Your task is to write out the complete listing exactly as it is shown.

════════

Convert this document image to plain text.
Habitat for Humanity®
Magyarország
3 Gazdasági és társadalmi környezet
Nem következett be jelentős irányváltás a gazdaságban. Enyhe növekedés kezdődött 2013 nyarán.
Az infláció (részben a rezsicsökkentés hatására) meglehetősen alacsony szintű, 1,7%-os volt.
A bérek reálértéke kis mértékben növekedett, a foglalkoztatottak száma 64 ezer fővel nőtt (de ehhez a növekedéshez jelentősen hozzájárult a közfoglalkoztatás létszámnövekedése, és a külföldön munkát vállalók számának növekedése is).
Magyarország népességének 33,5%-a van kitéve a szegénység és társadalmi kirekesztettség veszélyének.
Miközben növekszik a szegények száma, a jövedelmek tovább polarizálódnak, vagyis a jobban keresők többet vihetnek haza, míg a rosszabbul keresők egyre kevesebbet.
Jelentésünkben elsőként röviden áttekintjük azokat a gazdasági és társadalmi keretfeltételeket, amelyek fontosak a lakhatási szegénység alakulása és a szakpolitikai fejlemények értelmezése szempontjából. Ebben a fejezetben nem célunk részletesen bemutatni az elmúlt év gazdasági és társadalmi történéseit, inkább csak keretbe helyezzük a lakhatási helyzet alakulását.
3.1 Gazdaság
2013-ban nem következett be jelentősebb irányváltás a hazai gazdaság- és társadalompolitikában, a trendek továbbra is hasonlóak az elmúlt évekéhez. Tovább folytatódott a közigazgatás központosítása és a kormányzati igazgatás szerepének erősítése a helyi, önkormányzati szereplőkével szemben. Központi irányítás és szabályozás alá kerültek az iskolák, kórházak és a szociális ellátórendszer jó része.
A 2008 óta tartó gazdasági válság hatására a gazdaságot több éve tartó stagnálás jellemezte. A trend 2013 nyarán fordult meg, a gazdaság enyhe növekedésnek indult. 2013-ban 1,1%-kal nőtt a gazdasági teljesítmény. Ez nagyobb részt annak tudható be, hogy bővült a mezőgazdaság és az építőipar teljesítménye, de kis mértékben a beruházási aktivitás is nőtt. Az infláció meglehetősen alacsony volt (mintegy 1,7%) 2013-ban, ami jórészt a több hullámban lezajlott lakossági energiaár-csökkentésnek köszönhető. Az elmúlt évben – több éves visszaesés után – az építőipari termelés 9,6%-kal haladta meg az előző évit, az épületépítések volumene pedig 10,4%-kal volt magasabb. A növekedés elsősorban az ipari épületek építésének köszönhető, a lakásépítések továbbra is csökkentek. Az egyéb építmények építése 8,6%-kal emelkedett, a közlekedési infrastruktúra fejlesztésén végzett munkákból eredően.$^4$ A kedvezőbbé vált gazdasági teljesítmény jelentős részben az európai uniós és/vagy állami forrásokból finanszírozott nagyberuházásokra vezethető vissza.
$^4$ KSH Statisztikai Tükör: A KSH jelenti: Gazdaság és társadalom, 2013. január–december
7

════════

#### SOLVED EXERCISE
Convert this document image to plain text.
Habitat for Humanity®
Magyarország
3 Gazdasági és társadalmi környezet
Nem következett be jelentős irányváltás a gazdaságban. Enyhe növekedés kezdődött 2013 nyarán.
Az infláció (részben a rezsicsökkentés hatására) meglehetősen alacsony szintű, 1,7%-os volt.
A bérek reálértéke kis mértékben növekedett, a foglalkoztatottak száma 64 ezer fővel nőtt (de ehhez a növekedéshez jelentősen hozzájárult a közfoglalkoztatás létszámnövekedése, és a külföldön munkát vállalók számának növekedése is).
Magyarország népességének 33,5%-a van kitéve a szegénység és társadalmi kirekesztettség veszélyének.
Miközben növekszik a szegények száma, a jövedelmek tovább polarizálódnak, vagyis a jobban keresők többet vihetnek haza, míg a rosszabbul keresők egyre kevesebbet.
Jelentésünkben elsőként röviden áttekintjük azokat a gazdasági és társadalmi keretfeltételeket, amelyek fontosak a lakhatási szegénység alakulása és a szakpolitikai fejlemények értelmezése szempontjából. Ebben a fejezetben nem célunk részletesen bemutatni az elmúlt év gazdasági és társadalmi történéseit, inkább csak keretbe helyezzük a lakhatási helyzet alakulását.
3.1 Gazdaság
2013-ban nem következett be jelentősebb irányváltás a hazai gazdaság- és társadalompolitikában, a trendek továbbra is hasonlóak az elmúlt évekéhez. Tovább folytatódott a közigazgatás központosítása és a kormányzati igazgatás szerepének erősítése a helyi, önkormányzati szereplőkével szemben. Központi irányítás és szabályozás alá kerültek az iskolák, kórházak és a szociális ellátórendszer jó része.
A 2008 óta tartó gazdasági válság hatására a gazdaságot több éve tartó stagnálás jellemezte. A trend 2013 nyarán fordult meg, a gazdaság enyhe növekedésnek indult. 2013-ban 1,1%-kal nőtt a gazdasági teljesítmény. Ez nagyobb részt annak tudható be, hogy bővült a mezőgazdaság és az építőipar teljesítménye, de kis mértékben a beruházási aktivitás is nőtt. Az infláció meglehetősen alacsony volt (mintegy 1,7%) 2013-ban, ami jórészt a több hullámban lezajlott lakossági energiaár-csökkentésnek köszönhető. Az elmúlt évben – több éves visszaesés után – az építőipari termelés 9,6%-kal haladta meg az előző évit, az épületépítések volumene pedig 10,4%-kal volt magasabb. A növekedés elsősorban az ipari épületek építésének köszönhető, a lakásépítések továbbra is csökkentek. Az egyéb építmények építése 8,6%-kal emelkedett, a közlekedési infrastruktúra fejlesztésén végzett munkákból eredően.$^4$ A kedvezőbbé vált gazdasági teljesítmény jelentős részben az európai uniós és/vagy állami forrásokból finanszírozott nagyberuházásokra vezethető vissza.
$^4$ KSH Statisztikai Tükör: A KSH jelenti: Gazdaság és társadalom, 2013. január–december
7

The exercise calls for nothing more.